— begin ENTRIES SHOWN —

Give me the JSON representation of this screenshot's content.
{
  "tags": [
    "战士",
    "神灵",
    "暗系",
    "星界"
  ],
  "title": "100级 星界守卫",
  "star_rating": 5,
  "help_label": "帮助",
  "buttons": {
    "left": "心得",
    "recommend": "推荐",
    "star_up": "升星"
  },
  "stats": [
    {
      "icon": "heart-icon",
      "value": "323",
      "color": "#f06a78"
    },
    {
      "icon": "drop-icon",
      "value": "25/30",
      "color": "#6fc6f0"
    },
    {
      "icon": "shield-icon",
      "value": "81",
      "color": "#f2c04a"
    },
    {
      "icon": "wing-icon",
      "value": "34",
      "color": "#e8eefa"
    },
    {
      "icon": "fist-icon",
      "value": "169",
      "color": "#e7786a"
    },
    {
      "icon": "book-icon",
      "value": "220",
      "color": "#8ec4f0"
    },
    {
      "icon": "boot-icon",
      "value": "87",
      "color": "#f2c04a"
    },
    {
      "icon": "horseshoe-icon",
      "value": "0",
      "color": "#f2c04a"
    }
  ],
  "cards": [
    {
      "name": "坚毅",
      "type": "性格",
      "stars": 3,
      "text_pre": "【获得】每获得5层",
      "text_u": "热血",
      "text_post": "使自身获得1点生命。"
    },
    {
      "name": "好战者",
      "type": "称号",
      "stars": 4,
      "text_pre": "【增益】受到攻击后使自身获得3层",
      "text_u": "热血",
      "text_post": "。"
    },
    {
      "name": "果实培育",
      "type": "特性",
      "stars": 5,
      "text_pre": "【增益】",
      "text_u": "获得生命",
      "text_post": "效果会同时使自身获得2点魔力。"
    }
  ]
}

— end ENTRIES SHOWN —

Count the lines that hold the string "icon", and reply with that number alone.

8